### To be done
Write out every line of the listing below, keeping each one identical to the original.
--- BEGIN ---
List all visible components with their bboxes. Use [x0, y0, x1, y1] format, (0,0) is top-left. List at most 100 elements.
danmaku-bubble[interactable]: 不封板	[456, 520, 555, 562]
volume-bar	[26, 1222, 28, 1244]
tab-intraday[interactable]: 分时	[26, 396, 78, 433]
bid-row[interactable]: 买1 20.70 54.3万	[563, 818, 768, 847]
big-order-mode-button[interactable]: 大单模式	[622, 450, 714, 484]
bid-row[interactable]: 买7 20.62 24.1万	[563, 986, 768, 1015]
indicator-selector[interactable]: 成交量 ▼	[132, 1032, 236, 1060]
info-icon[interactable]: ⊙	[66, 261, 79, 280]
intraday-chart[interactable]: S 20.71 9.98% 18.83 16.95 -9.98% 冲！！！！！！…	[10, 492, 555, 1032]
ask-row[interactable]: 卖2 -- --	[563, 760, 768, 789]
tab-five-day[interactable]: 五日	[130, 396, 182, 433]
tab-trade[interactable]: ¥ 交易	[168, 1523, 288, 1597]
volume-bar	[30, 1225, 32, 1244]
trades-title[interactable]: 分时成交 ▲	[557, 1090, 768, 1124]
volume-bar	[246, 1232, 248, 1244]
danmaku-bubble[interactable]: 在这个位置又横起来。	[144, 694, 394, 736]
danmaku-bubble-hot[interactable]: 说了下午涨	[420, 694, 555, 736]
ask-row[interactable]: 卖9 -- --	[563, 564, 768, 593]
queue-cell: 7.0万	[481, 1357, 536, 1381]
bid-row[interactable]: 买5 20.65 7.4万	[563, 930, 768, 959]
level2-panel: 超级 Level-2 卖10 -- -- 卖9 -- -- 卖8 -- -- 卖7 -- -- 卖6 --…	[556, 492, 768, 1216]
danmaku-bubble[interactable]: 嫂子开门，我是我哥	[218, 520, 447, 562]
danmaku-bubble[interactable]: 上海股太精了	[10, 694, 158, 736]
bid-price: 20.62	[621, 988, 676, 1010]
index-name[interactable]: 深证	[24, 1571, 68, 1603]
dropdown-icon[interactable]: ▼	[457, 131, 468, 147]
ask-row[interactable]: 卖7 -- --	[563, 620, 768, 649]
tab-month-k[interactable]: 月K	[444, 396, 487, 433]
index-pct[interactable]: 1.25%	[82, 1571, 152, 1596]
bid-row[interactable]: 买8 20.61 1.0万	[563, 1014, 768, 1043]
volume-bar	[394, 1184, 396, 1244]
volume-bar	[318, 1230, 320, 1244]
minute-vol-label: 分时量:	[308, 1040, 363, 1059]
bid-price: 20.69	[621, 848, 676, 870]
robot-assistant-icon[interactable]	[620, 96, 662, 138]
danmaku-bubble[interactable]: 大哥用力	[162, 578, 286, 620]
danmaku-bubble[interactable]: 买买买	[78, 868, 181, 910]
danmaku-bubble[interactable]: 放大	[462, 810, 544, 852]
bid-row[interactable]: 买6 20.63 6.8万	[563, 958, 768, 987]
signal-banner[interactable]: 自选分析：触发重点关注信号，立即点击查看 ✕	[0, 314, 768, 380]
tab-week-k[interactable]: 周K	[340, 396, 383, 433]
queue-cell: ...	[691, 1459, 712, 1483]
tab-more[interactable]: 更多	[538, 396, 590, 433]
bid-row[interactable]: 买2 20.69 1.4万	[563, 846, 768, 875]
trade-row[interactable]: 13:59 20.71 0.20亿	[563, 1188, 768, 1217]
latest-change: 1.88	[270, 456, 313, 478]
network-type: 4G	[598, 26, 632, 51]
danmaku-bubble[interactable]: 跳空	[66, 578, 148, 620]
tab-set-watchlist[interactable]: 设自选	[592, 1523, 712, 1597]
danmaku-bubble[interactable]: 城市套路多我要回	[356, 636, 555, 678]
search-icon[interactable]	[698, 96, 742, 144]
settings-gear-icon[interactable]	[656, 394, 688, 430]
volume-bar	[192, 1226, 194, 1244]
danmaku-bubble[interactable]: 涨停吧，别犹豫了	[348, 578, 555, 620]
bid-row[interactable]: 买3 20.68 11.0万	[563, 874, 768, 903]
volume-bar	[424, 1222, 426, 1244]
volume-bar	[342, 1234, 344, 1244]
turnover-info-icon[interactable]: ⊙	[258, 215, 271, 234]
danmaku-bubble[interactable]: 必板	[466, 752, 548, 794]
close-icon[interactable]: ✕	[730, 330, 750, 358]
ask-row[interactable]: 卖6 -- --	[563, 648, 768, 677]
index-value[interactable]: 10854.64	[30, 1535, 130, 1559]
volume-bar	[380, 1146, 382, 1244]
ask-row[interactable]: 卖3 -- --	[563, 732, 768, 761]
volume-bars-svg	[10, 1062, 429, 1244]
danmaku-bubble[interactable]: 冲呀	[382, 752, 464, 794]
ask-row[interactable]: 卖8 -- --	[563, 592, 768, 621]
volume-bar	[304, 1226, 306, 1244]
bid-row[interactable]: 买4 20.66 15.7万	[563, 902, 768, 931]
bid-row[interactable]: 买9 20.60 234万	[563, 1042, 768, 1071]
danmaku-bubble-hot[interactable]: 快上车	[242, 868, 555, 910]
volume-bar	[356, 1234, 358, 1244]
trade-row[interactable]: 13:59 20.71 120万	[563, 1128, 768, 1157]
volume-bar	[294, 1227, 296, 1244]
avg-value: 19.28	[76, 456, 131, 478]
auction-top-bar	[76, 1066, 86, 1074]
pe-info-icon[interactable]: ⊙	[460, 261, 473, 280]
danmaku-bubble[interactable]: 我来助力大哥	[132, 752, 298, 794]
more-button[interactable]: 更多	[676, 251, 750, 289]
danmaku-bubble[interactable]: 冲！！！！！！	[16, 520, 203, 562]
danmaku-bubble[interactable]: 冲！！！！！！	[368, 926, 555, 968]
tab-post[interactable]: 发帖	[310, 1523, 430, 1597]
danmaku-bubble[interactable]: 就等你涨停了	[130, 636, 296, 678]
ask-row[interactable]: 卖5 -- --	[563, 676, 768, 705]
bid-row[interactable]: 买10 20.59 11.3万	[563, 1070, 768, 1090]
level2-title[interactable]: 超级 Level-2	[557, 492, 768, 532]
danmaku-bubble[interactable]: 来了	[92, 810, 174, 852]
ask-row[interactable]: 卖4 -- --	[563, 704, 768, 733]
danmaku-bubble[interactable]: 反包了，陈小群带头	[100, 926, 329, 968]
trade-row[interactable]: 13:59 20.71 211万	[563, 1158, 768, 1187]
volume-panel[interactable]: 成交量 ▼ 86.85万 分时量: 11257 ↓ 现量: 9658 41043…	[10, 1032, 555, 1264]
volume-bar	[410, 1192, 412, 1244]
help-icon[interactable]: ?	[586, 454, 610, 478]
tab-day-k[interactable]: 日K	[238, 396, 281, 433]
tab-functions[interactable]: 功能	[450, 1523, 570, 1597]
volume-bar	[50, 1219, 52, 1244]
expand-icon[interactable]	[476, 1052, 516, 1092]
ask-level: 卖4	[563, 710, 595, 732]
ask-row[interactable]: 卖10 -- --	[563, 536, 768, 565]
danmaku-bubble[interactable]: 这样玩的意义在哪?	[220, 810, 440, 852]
--- END ---
### Response to the exercise
List all visible components with their bboxes. Use [x0, y0, x1, y1] format, (0,0) is top-left. List at most 100 elements.
danmaku-bubble[interactable]: 不封板	[456, 520, 555, 562]
volume-bar	[26, 1222, 28, 1244]
tab-intraday[interactable]: 分时	[26, 396, 78, 433]
bid-row[interactable]: 买1 20.70 54.3万	[563, 818, 768, 847]
big-order-mode-button[interactable]: 大单模式	[622, 450, 714, 484]
bid-row[interactable]: 买7 20.62 24.1万	[563, 986, 768, 1015]
indicator-selector[interactable]: 成交量 ▼	[132, 1032, 236, 1060]
info-icon[interactable]: ⊙	[66, 261, 79, 280]
intraday-chart[interactable]: S 20.71 9.98% 18.83 16.95 -9.98% 冲！！！！！！…	[10, 492, 555, 1032]
ask-row[interactable]: 卖2 -- --	[563, 760, 768, 789]
tab-five-day[interactable]: 五日	[130, 396, 182, 433]
tab-trade[interactable]: ¥ 交易	[168, 1523, 288, 1597]
volume-bar	[30, 1225, 32, 1244]
trades-title[interactable]: 分时成交 ▲	[557, 1090, 768, 1124]
volume-bar	[246, 1232, 248, 1244]
danmaku-bubble[interactable]: 在这个位置又横起来。	[144, 694, 394, 736]
danmaku-bubble-hot[interactable]: 说了下午涨	[420, 694, 555, 736]
ask-row[interactable]: 卖9 -- --	[563, 564, 768, 593]
queue-cell: 7.0万	[481, 1357, 536, 1381]
bid-row[interactable]: 买5 20.65 7.4万	[563, 930, 768, 959]
level2-panel: 超级 Level-2 卖10 -- -- 卖9 -- -- 卖8 -- -- 卖7 -- -- 卖6 --…	[556, 492, 768, 1216]
danmaku-bubble[interactable]: 嫂子开门，我是我哥	[218, 520, 447, 562]
danmaku-bubble[interactable]: 上海股太精了	[10, 694, 158, 736]
bid-price: 20.62	[621, 988, 676, 1010]
index-name[interactable]: 深证	[24, 1571, 68, 1603]
dropdown-icon[interactable]: ▼	[457, 131, 468, 147]
ask-row[interactable]: 卖7 -- --	[563, 620, 768, 649]
tab-month-k[interactable]: 月K	[444, 396, 487, 433]
index-pct[interactable]: 1.25%	[82, 1571, 152, 1596]
bid-row[interactable]: 买8 20.61 1.0万	[563, 1014, 768, 1043]
volume-bar	[394, 1184, 396, 1244]
volume-bar	[318, 1230, 320, 1244]
minute-vol-label: 分时量:	[308, 1040, 363, 1059]
bid-price: 20.69	[621, 848, 676, 870]
robot-assistant-icon[interactable]	[620, 96, 662, 138]
danmaku-bubble[interactable]: 大哥用力	[162, 578, 286, 620]
danmaku-bubble[interactable]: 买买买	[78, 868, 181, 910]
danmaku-bubble[interactable]: 放大	[462, 810, 544, 852]
bid-row[interactable]: 买6 20.63 6.8万	[563, 958, 768, 987]
signal-banner[interactable]: 自选分析：触发重点关注信号，立即点击查看 ✕	[0, 314, 768, 380]
tab-week-k[interactable]: 周K	[340, 396, 383, 433]
queue-cell: ...	[691, 1459, 712, 1483]
tab-more[interactable]: 更多	[538, 396, 590, 433]
bid-row[interactable]: 买2 20.69 1.4万	[563, 846, 768, 875]
trade-row[interactable]: 13:59 20.71 0.20亿	[563, 1188, 768, 1217]
latest-change: 1.88	[270, 456, 313, 478]
network-type: 4G	[598, 26, 632, 51]
danmaku-bubble[interactable]: 跳空	[66, 578, 148, 620]
tab-set-watchlist[interactable]: 设自选	[592, 1523, 712, 1597]
danmaku-bubble[interactable]: 城市套路多我要回	[356, 636, 555, 678]
search-icon[interactable]	[698, 96, 742, 144]
settings-gear-icon[interactable]	[656, 394, 688, 430]
volume-bar	[192, 1226, 194, 1244]
danmaku-bubble[interactable]: 涨停吧，别犹豫了	[348, 578, 555, 620]
bid-row[interactable]: 买3 20.68 11.0万	[563, 874, 768, 903]
volume-bar	[424, 1222, 426, 1244]
volume-bar	[342, 1234, 344, 1244]
turnover-info-icon[interactable]: ⊙	[258, 215, 271, 234]
danmaku-bubble[interactable]: 必板	[466, 752, 548, 794]
close-icon[interactable]: ✕	[730, 330, 750, 358]
ask-row[interactable]: 卖6 -- --	[563, 648, 768, 677]
index-value[interactable]: 10854.64	[30, 1535, 130, 1559]
volume-bar	[380, 1146, 382, 1244]
ask-row[interactable]: 卖3 -- --	[563, 732, 768, 761]
volume-bars-svg	[10, 1062, 429, 1244]
danmaku-bubble[interactable]: 冲呀	[382, 752, 464, 794]
ask-row[interactable]: 卖8 -- --	[563, 592, 768, 621]
volume-bar	[304, 1226, 306, 1244]
bid-row[interactable]: 买4 20.66 15.7万	[563, 902, 768, 931]
bid-row[interactable]: 买9 20.60 234万	[563, 1042, 768, 1071]
danmaku-bubble-hot[interactable]: 快上车	[242, 868, 555, 910]
volume-bar	[356, 1234, 358, 1244]
trade-row[interactable]: 13:59 20.71 120万	[563, 1128, 768, 1157]
volume-bar	[294, 1227, 296, 1244]
avg-value: 19.28	[76, 456, 131, 478]
auction-top-bar	[76, 1066, 86, 1074]
pe-info-icon[interactable]: ⊙	[460, 261, 473, 280]
danmaku-bubble[interactable]: 我来助力大哥	[132, 752, 298, 794]
more-button[interactable]: 更多	[676, 251, 750, 289]
danmaku-bubble[interactable]: 冲！！！！！！	[16, 520, 203, 562]
danmaku-bubble[interactable]: 冲！！！！！！	[368, 926, 555, 968]
tab-post[interactable]: 发帖	[310, 1523, 430, 1597]
danmaku-bubble[interactable]: 就等你涨停了	[130, 636, 296, 678]
ask-row[interactable]: 卖5 -- --	[563, 676, 768, 705]
bid-row[interactable]: 买10 20.59 11.3万	[563, 1070, 768, 1090]
level2-title[interactable]: 超级 Level-2	[557, 492, 768, 532]
danmaku-bubble[interactable]: 来了	[92, 810, 174, 852]
ask-row[interactable]: 卖4 -- --	[563, 704, 768, 733]
danmaku-bubble[interactable]: 反包了，陈小群带头	[100, 926, 329, 968]
trade-row[interactable]: 13:59 20.71 211万	[563, 1158, 768, 1187]
volume-panel[interactable]: 成交量 ▼ 86.85万 分时量: 11257 ↓ 现量: 9658 41043…	[10, 1032, 555, 1264]
volume-bar	[410, 1192, 412, 1244]
help-icon[interactable]: ?	[586, 454, 610, 478]
tab-day-k[interactable]: 日K	[238, 396, 281, 433]
tab-functions[interactable]: 功能	[450, 1523, 570, 1597]
volume-bar	[50, 1219, 52, 1244]
expand-icon[interactable]	[476, 1052, 516, 1092]
ask-level: 卖4	[563, 710, 595, 732]
ask-row[interactable]: 卖10 -- --	[563, 536, 768, 565]
danmaku-bubble[interactable]: 这样玩的意义在哪?	[220, 810, 440, 852]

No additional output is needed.